# Written problem 1
Answer these questions using the profile of Louise Coetzer and Oscar O’Ryan, one answer per line, labeled to match:
(a) About how many years have the two been making dance films together?
(b) What is the name of the independent dance company they founded?
(c) According to the section "Delicate collaboration", what does Oscar focus on in their projects?
# Written problem 2
In the profile of Louise Coetzer and Oscar O’Ryan, reproduce word for word the passage between "Delicate collaboration" and "photography and filming.", inclusive.

Choreographer Louise Coetzer, and filmmaker, photographer Oscar O’Ryan are a pioneering dance filmmaker duo working in South Africa, Cape Town. The founders and artistic directors of the independent dance company Darkroom Contemporary, have been making dance films together for around 16 years. Louise and Oscar personify the skill of combining choreographic and filmmaking craft through their years of working together and learning to understand each other. A conversation with them reveals a soft delicacy toward collaboration with a team, the location of a film, expression of emotion and the context of South Africa where they make their work.

Delicate collaboration

Dance film is a format that fuses the crafts of dance and choreography with filmmaking and photography. This is something Louise and Oscar personify separately from each other, but not only, because they have also mastered for themselves the craft of collaboration. What comes through from my discussion with them throughout is the wide-spread appreciation and admiration they have toward each other’s talents and each other as persons. This seems to be a core energetic engine in their work. In their projects Louise works with choreography and dance, whilst Oscar focuses on photography and filming. 

On the day of shooting it’s not always the matter of what looks the best. It’s often rather what is the most flattering thing for that phrase of movement, like where’s the light on the skin, how fast shall I move.

Oscar O’Ryan

Collaboration for Oscar and Louise is a matter of care toward each other, their ideas, and getting them communicated. Oscar describes to me how he is sitting at the rehearsal hall where Louise is training with the dancers, and his voice softens: “for the past few films I sit in the rehearsals, and I watch. I try to really understand the emotion that Louise is asking of her dancers to bring – and then on the day of shooting it’s not always the matter of what looks the best. It’s often rather what is the most flattering thing for that phrase of movement, like where’s the light on the skin, how fast shall I move.” Oscar elaborates further on this delicacy: “loads of South African artists that perform as dancers are not tied down by whether it’s great in terms of technique – if the foot is at its best. A lot of them are tied onto, does the emotion of this thing feel right?”

# Listing
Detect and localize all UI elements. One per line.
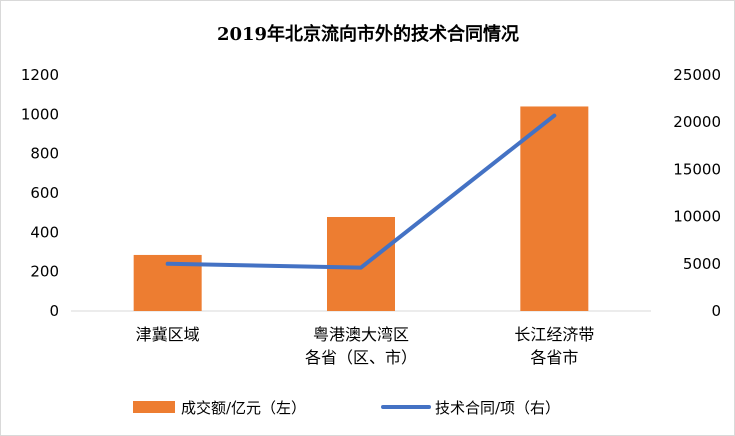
right-tick-label: 20000 [673, 113, 721, 131]
category-label: 各省（区、市） [305, 348, 417, 367]
left-tick-label: 1200 [21, 66, 59, 84]
left-tick-label: 200 [30, 263, 59, 281]
right-tick-label: 10000 [673, 208, 721, 226]
line-series [165, 113, 557, 270]
series-line [165, 113, 557, 270]
legend-swatch-bar [133, 401, 175, 413]
right-tick-label: 15000 [673, 160, 721, 178]
chart-title: 2019年北京流向市外的技术合同情况 [217, 23, 519, 45]
left-tick-label: 800 [30, 145, 59, 163]
right-tick-label: 25000 [673, 66, 721, 84]
legend-label-bar: 成交额/亿元（左） [181, 399, 306, 417]
right-tick-label: 0 [711, 302, 721, 320]
left-tick-label: 600 [30, 184, 59, 202]
left-tick-label: 400 [30, 223, 59, 241]
legend-label-line: 技术合同/项（右） [435, 399, 560, 417]
right-axis-ticks: 0 5000 10000 15000 20000 25000 [673, 66, 721, 320]
category-label: 长江经济带 [514, 325, 594, 344]
bar [520, 106, 589, 311]
left-tick-label: 1000 [21, 105, 59, 123]
left-tick-label: 0 [49, 302, 59, 320]
category-label: 粤港澳大湾区 [313, 325, 409, 344]
legend: 成交额/亿元（左） 技术合同/项（右） [133, 399, 560, 417]
bar-series [133, 106, 589, 311]
bar [327, 216, 395, 311]
category-label: 津冀区域 [136, 325, 200, 344]
right-tick-label: 5000 [683, 255, 721, 273]
category-label: 各省市 [530, 348, 578, 367]
left-axis-ticks: 0 200 400 600 800 1000 1200 [21, 66, 59, 320]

# Complete answer 1
(a) Around 16 years.
(b) Darkroom Contemporary.
(c) Photography and filming.

# Complete answer 2
Delicate collaboration

Dance film is a format that fuses the crafts of dance and choreography with filmmaking and photography. This is something Louise and Oscar personify separately from each other, but not only, because they have also mastered for themselves the craft of collaboration. What comes through from my discussion with them throughout is the wide-spread appreciation and admiration they have toward each other’s talents and each other as persons. This seems to be a core energetic engine in their work. In their projects Louise works with choreography and dance, whilst Oscar focuses on photography and filming.